(Lines of data)
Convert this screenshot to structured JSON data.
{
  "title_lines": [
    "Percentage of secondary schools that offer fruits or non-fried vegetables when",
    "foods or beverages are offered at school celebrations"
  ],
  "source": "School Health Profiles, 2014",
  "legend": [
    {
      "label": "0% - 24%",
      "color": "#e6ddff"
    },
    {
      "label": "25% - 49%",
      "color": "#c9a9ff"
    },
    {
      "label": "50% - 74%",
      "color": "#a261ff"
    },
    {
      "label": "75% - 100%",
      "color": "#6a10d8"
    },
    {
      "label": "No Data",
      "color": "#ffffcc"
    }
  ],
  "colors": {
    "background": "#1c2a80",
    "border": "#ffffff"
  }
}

● **EXERCISE OBJECTIVE**
Collect the lines of the data that carry the word "label".

● **SOLUTION TO THIS EXERCISE**
      "label": "0% - 24%",
      "label": "25% - 49%",
      "label": "50% - 74%",
      "label": "75% - 100%",
      "label": "No Data",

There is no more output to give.